Stored items from a collection:
● ● ● ● ● ● ●
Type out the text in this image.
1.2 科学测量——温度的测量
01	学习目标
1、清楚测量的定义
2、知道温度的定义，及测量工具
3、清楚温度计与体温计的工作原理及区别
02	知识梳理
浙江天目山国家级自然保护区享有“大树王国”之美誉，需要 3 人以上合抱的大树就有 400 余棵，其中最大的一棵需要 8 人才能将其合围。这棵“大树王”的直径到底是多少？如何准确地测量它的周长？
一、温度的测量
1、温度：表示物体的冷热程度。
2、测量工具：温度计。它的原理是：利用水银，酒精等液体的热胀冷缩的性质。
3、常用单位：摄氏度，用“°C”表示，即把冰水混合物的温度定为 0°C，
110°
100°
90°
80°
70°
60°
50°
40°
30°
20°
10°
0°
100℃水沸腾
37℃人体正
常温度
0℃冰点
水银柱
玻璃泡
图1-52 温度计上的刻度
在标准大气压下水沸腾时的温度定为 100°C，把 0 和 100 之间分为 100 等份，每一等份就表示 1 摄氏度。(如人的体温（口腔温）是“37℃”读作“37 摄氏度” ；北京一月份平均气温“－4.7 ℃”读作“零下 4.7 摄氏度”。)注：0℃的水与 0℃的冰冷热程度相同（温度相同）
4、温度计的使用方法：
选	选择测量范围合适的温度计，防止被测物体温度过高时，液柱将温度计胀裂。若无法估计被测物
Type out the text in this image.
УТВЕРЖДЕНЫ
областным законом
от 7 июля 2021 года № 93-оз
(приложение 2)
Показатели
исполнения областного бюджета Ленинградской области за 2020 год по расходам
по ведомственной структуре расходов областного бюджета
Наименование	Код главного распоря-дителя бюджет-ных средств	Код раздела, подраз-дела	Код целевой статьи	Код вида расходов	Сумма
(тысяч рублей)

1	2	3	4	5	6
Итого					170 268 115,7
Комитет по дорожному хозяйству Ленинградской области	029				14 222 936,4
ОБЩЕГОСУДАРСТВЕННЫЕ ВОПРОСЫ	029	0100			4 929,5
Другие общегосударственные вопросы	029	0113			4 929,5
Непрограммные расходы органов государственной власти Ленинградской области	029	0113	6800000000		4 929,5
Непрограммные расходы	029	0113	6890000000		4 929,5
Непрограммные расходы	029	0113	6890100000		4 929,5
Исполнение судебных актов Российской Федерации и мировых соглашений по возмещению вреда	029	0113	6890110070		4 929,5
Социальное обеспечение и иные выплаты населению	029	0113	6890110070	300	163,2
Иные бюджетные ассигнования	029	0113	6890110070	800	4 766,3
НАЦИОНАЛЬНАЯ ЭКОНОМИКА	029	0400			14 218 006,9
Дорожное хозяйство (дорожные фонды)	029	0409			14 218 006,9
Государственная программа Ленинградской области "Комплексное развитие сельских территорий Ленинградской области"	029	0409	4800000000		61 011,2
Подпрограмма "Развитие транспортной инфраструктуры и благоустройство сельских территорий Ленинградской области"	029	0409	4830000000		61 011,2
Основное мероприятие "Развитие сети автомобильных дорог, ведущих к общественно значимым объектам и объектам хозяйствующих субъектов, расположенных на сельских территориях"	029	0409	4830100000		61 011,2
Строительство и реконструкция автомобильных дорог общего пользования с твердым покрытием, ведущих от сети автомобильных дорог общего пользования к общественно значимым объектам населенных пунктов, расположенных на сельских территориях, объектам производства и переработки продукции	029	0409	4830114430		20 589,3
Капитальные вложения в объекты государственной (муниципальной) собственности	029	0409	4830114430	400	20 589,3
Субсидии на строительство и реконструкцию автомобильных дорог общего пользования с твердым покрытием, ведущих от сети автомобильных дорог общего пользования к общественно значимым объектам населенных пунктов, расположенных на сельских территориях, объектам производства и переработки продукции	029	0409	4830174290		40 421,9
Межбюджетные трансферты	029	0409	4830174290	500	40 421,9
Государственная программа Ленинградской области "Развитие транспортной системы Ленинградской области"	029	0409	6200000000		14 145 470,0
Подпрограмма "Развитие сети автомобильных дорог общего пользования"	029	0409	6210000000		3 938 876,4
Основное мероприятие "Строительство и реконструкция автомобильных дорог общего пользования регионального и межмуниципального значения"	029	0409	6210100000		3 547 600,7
● ● ● ● ● ● ●
__Stated goal__. Find the lines above that include the string "автомобильных" and copy them.

__Written answer__.
Основное мероприятие "Развитие сети автомобильных дорог, ведущих к общественно значимым объектам и объектам хозяйствующих субъектов, расположенных на сельских территориях"	029	0409	4830100000		61 011,2
Строительство и реконструкция автомобильных дорог общего пользования с твердым покрытием, ведущих от сети автомобильных дорог общего пользования к общественно значимым объектам населенных пунктов, расположенных на сельских территориях, объектам производства и переработки продукции	029	0409	4830114430		20 589,3
Субсидии на строительство и реконструкцию автомобильных дорог общего пользования с твердым покрытием, ведущих от сети автомобильных дорог общего пользования к общественно значимым объектам населенных пунктов, расположенных на сельских территориях, объектам производства и переработки продукции	029	0409	4830174290		40 421,9
Подпрограмма "Развитие сети автомобильных дорог общего пользования"	029	0409	6210000000		3 938 876,4
Основное мероприятие "Строительство и реконструкция автомобильных дорог общего пользования регионального и межмуниципального значения"	029	0409	6210100000		3 547 600,7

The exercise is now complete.